Your instructions: Write out the listing exactly as it is given.

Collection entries

++++++++

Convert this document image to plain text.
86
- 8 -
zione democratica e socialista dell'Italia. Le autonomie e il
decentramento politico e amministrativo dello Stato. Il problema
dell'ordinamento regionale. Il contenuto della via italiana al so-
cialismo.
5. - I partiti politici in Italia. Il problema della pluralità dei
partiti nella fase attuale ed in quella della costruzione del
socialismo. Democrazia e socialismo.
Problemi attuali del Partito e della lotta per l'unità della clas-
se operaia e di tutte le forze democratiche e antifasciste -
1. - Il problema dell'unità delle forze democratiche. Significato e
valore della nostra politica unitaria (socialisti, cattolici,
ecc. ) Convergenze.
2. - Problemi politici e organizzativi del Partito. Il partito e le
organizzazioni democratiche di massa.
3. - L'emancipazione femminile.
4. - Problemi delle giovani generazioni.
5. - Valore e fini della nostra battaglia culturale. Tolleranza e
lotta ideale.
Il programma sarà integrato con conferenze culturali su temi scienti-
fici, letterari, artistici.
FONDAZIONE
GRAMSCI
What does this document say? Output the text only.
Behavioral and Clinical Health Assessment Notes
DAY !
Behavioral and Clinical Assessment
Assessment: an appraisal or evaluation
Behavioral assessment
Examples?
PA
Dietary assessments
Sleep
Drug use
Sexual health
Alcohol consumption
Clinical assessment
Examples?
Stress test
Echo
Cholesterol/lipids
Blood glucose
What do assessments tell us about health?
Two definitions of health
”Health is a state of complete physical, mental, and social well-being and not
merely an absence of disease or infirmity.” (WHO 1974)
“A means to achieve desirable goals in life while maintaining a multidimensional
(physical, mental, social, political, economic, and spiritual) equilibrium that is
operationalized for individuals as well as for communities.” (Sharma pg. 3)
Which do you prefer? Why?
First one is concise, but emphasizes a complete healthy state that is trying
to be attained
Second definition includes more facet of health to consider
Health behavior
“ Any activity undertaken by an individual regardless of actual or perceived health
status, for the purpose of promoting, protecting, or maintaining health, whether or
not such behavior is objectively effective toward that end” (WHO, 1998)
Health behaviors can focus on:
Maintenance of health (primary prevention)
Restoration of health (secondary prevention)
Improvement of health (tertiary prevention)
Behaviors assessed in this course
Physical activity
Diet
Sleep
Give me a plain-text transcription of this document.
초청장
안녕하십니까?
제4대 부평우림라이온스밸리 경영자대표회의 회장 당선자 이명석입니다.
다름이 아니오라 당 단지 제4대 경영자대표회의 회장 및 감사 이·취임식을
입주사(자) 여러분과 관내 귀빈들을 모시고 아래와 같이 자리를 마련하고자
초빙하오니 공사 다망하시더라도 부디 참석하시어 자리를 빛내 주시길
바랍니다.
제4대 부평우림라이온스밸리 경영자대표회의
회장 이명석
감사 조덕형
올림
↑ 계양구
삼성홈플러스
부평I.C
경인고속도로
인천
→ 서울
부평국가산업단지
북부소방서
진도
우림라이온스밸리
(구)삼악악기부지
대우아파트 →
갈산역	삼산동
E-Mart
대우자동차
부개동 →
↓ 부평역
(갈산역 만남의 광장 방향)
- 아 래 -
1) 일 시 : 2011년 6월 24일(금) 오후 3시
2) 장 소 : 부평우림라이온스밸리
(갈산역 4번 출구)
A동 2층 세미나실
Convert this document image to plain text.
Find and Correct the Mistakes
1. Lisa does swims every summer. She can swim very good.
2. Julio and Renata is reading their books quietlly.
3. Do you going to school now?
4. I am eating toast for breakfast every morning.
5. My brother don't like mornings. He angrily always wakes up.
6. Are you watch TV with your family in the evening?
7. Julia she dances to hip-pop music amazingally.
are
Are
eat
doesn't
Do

++++++++

The completed task:
Convert this document image to plain text.
86
- 8 -
zione democratica e socialista dell'Italia. Le autonomie e il
decentramento politico e amministrativo dello Stato. Il problema
dell'ordinamento regionale. Il contenuto della via italiana al so-
cialismo.
5. - I partiti politici in Italia. Il problema della pluralità dei
partiti nella fase attuale ed in quella della costruzione del
socialismo. Democrazia e socialismo.
Problemi attuali del Partito e della lotta per l'unità della clas-
se operaia e di tutte le forze democratiche e antifasciste -
1. - Il problema dell'unità delle forze democratiche. Significato e
valore della nostra politica unitaria (socialisti, cattolici,
ecc. ) Convergenze.
2. - Problemi politici e organizzativi del Partito. Il partito e le
organizzazioni democratiche di massa.
3. - L'emancipazione femminile.
4. - Problemi delle giovani generazioni.
5. - Valore e fini della nostra battaglia culturale. Tolleranza e
lotta ideale.
Il programma sarà integrato con conferenze culturali su temi scienti-
fici, letterari, artistici.
FONDAZIONE
GRAMSCI
What does this document say? Output the text only.
Behavioral and Clinical Health Assessment Notes
DAY !
Behavioral and Clinical Assessment
Assessment: an appraisal or evaluation
Behavioral assessment
Examples?
PA
Dietary assessments
Sleep
Drug use
Sexual health
Alcohol consumption
Clinical assessment
Examples?
Stress test
Echo
Cholesterol/lipids
Blood glucose
What do assessments tell us about health?
Two definitions of health
”Health is a state of complete physical, mental, and social well-being and not
merely an absence of disease or infirmity.” (WHO 1974)
“A means to achieve desirable goals in life while maintaining a multidimensional
(physical, mental, social, political, economic, and spiritual) equilibrium that is
operationalized for individuals as well as for communities.” (Sharma pg. 3)
Which do you prefer? Why?
First one is concise, but emphasizes a complete healthy state that is trying
to be attained
Second definition includes more facet of health to consider
Health behavior
“ Any activity undertaken by an individual regardless of actual or perceived health
status, for the purpose of promoting, protecting, or maintaining health, whether or
not such behavior is objectively effective toward that end” (WHO, 1998)
Health behaviors can focus on:
Maintenance of health (primary prevention)
Restoration of health (secondary prevention)
Improvement of health (tertiary prevention)
Behaviors assessed in this course
Physical activity
Diet
Sleep
Give me a plain-text transcription of this document.
초청장
안녕하십니까?
제4대 부평우림라이온스밸리 경영자대표회의 회장 당선자 이명석입니다.
다름이 아니오라 당 단지 제4대 경영자대표회의 회장 및 감사 이·취임식을
입주사(자) 여러분과 관내 귀빈들을 모시고 아래와 같이 자리를 마련하고자
초빙하오니 공사 다망하시더라도 부디 참석하시어 자리를 빛내 주시길
바랍니다.
제4대 부평우림라이온스밸리 경영자대표회의
회장 이명석
감사 조덕형
올림
↑ 계양구
삼성홈플러스
부평I.C
경인고속도로
인천
→ 서울
부평국가산업단지
북부소방서
진도
우림라이온스밸리
(구)삼악악기부지
대우아파트 →
갈산역	삼산동
E-Mart
대우자동차
부개동 →
↓ 부평역
(갈산역 만남의 광장 방향)
- 아 래 -
1) 일 시 : 2011년 6월 24일(금) 오후 3시
2) 장 소 : 부평우림라이온스밸리
(갈산역 4번 출구)
A동 2층 세미나실
Convert this document image to plain text.
Find and Correct the Mistakes
1. Lisa does swims every summer. She can swim very good.
2. Julio and Renata is reading their books quietlly.
3. Do you going to school now?
4. I am eating toast for breakfast every morning.
5. My brother don't like mornings. He angrily always wakes up.
6. Are you watch TV with your family in the evening?
7. Julia she dances to hip-pop music amazingally.
are
Are
eat
doesn't
Do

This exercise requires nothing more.